Extrait:
--

Genève - L'Observatoire Euro-Méditerranéen des Droits de l'Homme a mené une étude en coopération avec l'Université de York intitulée "Les risques encourus par les réfugiés handicapés en Turquie : Comment atténuer les risques et les défis pour élaborer une réponse humanitaire adaptée".

L'étude, qui a été publiée à l'occasion de la Journée internationale des personnes handicapées le 3 décembre, portait sur les risques auxquels sont confrontés les réfugiés handicapés et sur les handicaps dont ils souffrent, notamment la vision, l'audition, la capacité à se déplacer, la communication, la barrière linguistique, l'auto-prise en charge, les maladies chroniques, les effets et la santé mentale.

L'aide humanitaire, la disponibilité de la nourriture, l'eau et l'assainissement, le logement, les services de soins de santé, la réhabilitation, les dossiers de participation, l'emploi, les revenus, l'éducation, la formation professionnelle et l'intégration dans la communauté ont été les principales questions abordées par l'étude.

--

[Éléments répertoriés dans un jeu de données]
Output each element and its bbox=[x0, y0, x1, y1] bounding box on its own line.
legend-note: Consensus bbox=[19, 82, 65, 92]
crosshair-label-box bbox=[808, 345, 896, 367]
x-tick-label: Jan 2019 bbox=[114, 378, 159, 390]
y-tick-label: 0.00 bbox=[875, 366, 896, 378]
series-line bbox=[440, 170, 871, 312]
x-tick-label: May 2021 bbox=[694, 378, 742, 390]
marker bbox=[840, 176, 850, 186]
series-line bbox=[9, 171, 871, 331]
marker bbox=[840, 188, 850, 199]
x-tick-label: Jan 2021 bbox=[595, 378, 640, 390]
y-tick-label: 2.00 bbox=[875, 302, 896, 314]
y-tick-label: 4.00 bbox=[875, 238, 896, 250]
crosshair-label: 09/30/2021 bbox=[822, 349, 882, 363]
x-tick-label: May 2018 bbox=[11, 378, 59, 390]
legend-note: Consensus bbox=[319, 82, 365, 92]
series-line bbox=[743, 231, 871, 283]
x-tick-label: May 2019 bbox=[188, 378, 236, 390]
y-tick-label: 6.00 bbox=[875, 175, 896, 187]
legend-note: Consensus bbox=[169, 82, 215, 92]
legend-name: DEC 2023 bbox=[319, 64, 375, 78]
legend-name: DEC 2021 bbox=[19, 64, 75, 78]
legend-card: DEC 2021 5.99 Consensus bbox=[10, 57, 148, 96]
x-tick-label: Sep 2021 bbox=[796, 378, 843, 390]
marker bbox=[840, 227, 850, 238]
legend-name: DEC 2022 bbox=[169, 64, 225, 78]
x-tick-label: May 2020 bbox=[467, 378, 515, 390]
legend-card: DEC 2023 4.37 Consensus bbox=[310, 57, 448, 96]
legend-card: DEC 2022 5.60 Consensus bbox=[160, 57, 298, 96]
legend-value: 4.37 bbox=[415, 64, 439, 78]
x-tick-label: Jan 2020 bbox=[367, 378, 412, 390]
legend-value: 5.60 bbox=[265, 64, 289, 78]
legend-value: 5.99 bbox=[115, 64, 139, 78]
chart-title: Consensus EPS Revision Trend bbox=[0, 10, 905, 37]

--

Activité:
D'après l'extrait, à quelle occasion l'étude a-t-elle été publiée ? Appuyez-vous uniquement sur l'extrait.

Résultat:
Elle a été publiée à l'occasion de la Journée internationale des personnes handicapées, le 3 décembre.